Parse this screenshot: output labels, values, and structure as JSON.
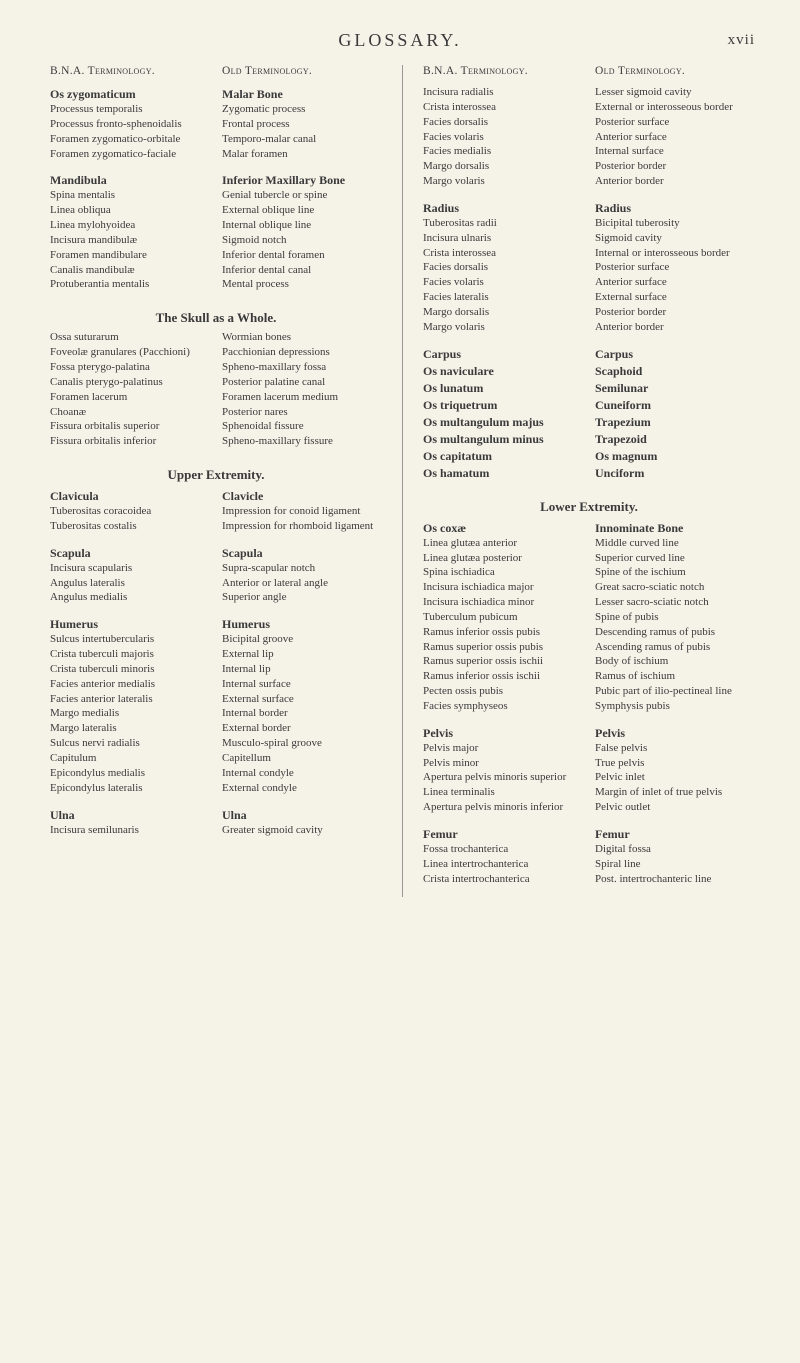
{
  "page": {
    "title": "GLOSSARY.",
    "number": "xvii",
    "background_color": "#f5f2e8",
    "text_color": "#3a3a3a",
    "font_family": "Georgia, 'Times New Roman', serif"
  },
  "headers": {
    "bna": "B.N.A. Terminology.",
    "old": "Old Terminology."
  },
  "left_column": {
    "blocks": [
      {
        "bna_head": "Os zygomaticum",
        "old_head": "Malar Bone",
        "rows": [
          {
            "bna": "Processus temporalis",
            "old": "Zygomatic process"
          },
          {
            "bna": "Processus fronto-sphenoidalis",
            "old": "Frontal process"
          },
          {
            "bna": "Foramen zygomatico-orbitale",
            "old": "Temporo-malar canal"
          },
          {
            "bna": "Foramen zygomatico-faciale",
            "old": "Malar foramen"
          }
        ]
      },
      {
        "bna_head": "Mandibula",
        "old_head": "Inferior Maxillary Bone",
        "rows": [
          {
            "bna": "Spina mentalis",
            "old": "Genial tubercle or spine"
          },
          {
            "bna": "Linea obliqua",
            "old": "External oblique line"
          },
          {
            "bna": "Linea mylohyoidea",
            "old": "Internal oblique line"
          },
          {
            "bna": "Incisura mandibulæ",
            "old": "Sigmoid notch"
          },
          {
            "bna": "Foramen mandibulare",
            "old": "Inferior dental foramen"
          },
          {
            "bna": "Canalis mandibulæ",
            "old": "Inferior dental canal"
          },
          {
            "bna": "Protuberantia mentalis",
            "old": "Mental process"
          }
        ]
      }
    ],
    "sections": [
      {
        "title": "The Skull as a Whole.",
        "rows": [
          {
            "bna": "Ossa suturarum",
            "old": "Wormian bones"
          },
          {
            "bna": "Foveolæ granulares (Pacchioni)",
            "old": "Pacchionian depressions"
          },
          {
            "bna": "Fossa pterygo-palatina",
            "old": "Spheno-maxillary fossa"
          },
          {
            "bna": "Canalis pterygo-palatinus",
            "old": "Posterior palatine canal"
          },
          {
            "bna": "Foramen lacerum",
            "old": "Foramen lacerum medium"
          },
          {
            "bna": "Choanæ",
            "old": "Posterior nares"
          },
          {
            "bna": "Fissura orbitalis superior",
            "old": "Sphenoidal fissure"
          },
          {
            "bna": "Fissura orbitalis inferior",
            "old": "Spheno-maxillary fissure"
          }
        ]
      },
      {
        "title": "Upper Extremity.",
        "blocks": [
          {
            "bna_head": "Clavicula",
            "old_head": "Clavicle",
            "rows": [
              {
                "bna": "Tuberositas coracoidea",
                "old": "Impression for conoid ligament"
              },
              {
                "bna": "Tuberositas costalis",
                "old": "Impression for rhomboid ligament"
              }
            ]
          },
          {
            "bna_head": "Scapula",
            "old_head": "Scapula",
            "rows": [
              {
                "bna": "Incisura scapularis",
                "old": "Supra-scapular notch"
              },
              {
                "bna": "Angulus lateralis",
                "old": "Anterior or lateral angle"
              },
              {
                "bna": "Angulus medialis",
                "old": "Superior angle"
              }
            ]
          },
          {
            "bna_head": "Humerus",
            "old_head": "Humerus",
            "rows": [
              {
                "bna": "Sulcus intertubercularis",
                "old": "Bicipital groove"
              },
              {
                "bna": "Crista tuberculi majoris",
                "old": "External lip"
              },
              {
                "bna": "Crista tuberculi minoris",
                "old": "Internal lip"
              },
              {
                "bna": "Facies anterior medialis",
                "old": "Internal surface"
              },
              {
                "bna": "Facies anterior lateralis",
                "old": "External surface"
              },
              {
                "bna": "Margo medialis",
                "old": "Internal border"
              },
              {
                "bna": "Margo lateralis",
                "old": "External border"
              },
              {
                "bna": "Sulcus nervi radialis",
                "old": "Musculo-spiral groove"
              },
              {
                "bna": "Capitulum",
                "old": "Capitellum"
              },
              {
                "bna": "Epicondylus medialis",
                "old": "Internal condyle"
              },
              {
                "bna": "Epicondylus lateralis",
                "old": "External condyle"
              }
            ]
          },
          {
            "bna_head": "Ulna",
            "old_head": "Ulna",
            "rows": [
              {
                "bna": "Incisura semilunaris",
                "old": "Greater sigmoid cavity"
              }
            ]
          }
        ]
      }
    ]
  },
  "right_column": {
    "blocks": [
      {
        "rows": [
          {
            "bna": "Incisura radialis",
            "old": "Lesser sigmoid cavity"
          },
          {
            "bna": "Crista interossea",
            "old": "External or interosseous border"
          },
          {
            "bna": "Facies dorsalis",
            "old": "Posterior surface"
          },
          {
            "bna": "Facies volaris",
            "old": "Anterior surface"
          },
          {
            "bna": "Facies medialis",
            "old": "Internal surface"
          },
          {
            "bna": "Margo dorsalis",
            "old": "Posterior border"
          },
          {
            "bna": "Margo volaris",
            "old": "Anterior border"
          }
        ]
      },
      {
        "bna_head": "Radius",
        "old_head": "Radius",
        "rows": [
          {
            "bna": "Tuberositas radii",
            "old": "Bicipital tuberosity"
          },
          {
            "bna": "Incisura ulnaris",
            "old": "Sigmoid cavity"
          },
          {
            "bna": "Crista interossea",
            "old": "Internal or interosseous border"
          },
          {
            "bna": "Facies dorsalis",
            "old": "Posterior surface"
          },
          {
            "bna": "Facies volaris",
            "old": "Anterior surface"
          },
          {
            "bna": "Facies lateralis",
            "old": "External surface"
          },
          {
            "bna": "Margo dorsalis",
            "old": "Posterior border"
          },
          {
            "bna": "Margo volaris",
            "old": "Anterior border"
          }
        ]
      },
      {
        "bna_head": "Carpus",
        "old_head": "Carpus",
        "rows": [
          {
            "bna": "Os naviculare",
            "old": "Scaphoid"
          },
          {
            "bna": "Os lunatum",
            "old": "Semilunar"
          },
          {
            "bna": "Os triquetrum",
            "old": "Cuneiform"
          },
          {
            "bna": "Os multangulum majus",
            "old": "Trapezium"
          },
          {
            "bna": "Os multangulum minus",
            "old": "Trapezoid"
          },
          {
            "bna": "Os capitatum",
            "old": "Os magnum"
          },
          {
            "bna": "Os hamatum",
            "old": "Unciform"
          }
        ],
        "bold_rows": true
      }
    ],
    "sections": [
      {
        "title": "Lower Extremity.",
        "blocks": [
          {
            "bna_head": "Os coxæ",
            "old_head": "Innominate Bone",
            "rows": [
              {
                "bna": "Linea glutæa anterior",
                "old": "Middle curved line"
              },
              {
                "bna": "Linea glutæa posterior",
                "old": "Superior curved line"
              },
              {
                "bna": "Spina ischiadica",
                "old": "Spine of the ischium"
              },
              {
                "bna": "Incisura ischiadica major",
                "old": "Great sacro-sciatic notch"
              },
              {
                "bna": "Incisura ischiadica minor",
                "old": "Lesser sacro-sciatic notch"
              },
              {
                "bna": "Tuberculum pubicum",
                "old": "Spine of pubis"
              },
              {
                "bna": "Ramus inferior ossis pubis",
                "old": "Descending ramus of pubis"
              },
              {
                "bna": "Ramus superior ossis pubis",
                "old": "Ascending ramus of pubis"
              },
              {
                "bna": "Ramus superior ossis ischii",
                "old": "Body of ischium"
              },
              {
                "bna": "Ramus inferior ossis ischii",
                "old": "Ramus of ischium"
              },
              {
                "bna": "Pecten ossis pubis",
                "old": "Pubic part of ilio-pectineal line"
              },
              {
                "bna": "Facies symphyseos",
                "old": "Symphysis pubis"
              }
            ]
          },
          {
            "bna_head": "Pelvis",
            "old_head": "Pelvis",
            "rows": [
              {
                "bna": "Pelvis major",
                "old": "False pelvis"
              },
              {
                "bna": "Pelvis minor",
                "old": "True pelvis"
              },
              {
                "bna": "Apertura pelvis minoris superior",
                "old": "Pelvic inlet"
              },
              {
                "bna": "Linea terminalis",
                "old": "Margin of inlet of true pelvis"
              },
              {
                "bna": "Apertura pelvis minoris inferior",
                "old": "Pelvic outlet"
              }
            ]
          },
          {
            "bna_head": "Femur",
            "old_head": "Femur",
            "rows": [
              {
                "bna": "Fossa trochanterica",
                "old": "Digital fossa"
              },
              {
                "bna": "Linea intertrochanterica",
                "old": "Spiral line"
              },
              {
                "bna": "Crista intertrochanterica",
                "old": "Post. intertrochanteric line"
              }
            ]
          }
        ]
      }
    ]
  }
}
━━━━━━━━━━━━━━━━━━━━━━━━━━━━━━
• [TASK DETAILS]: From the listing above, report the number of lines containing the string "pterygo", without any accompanying remarks.

• [WRITTEN RESPONSE]: 2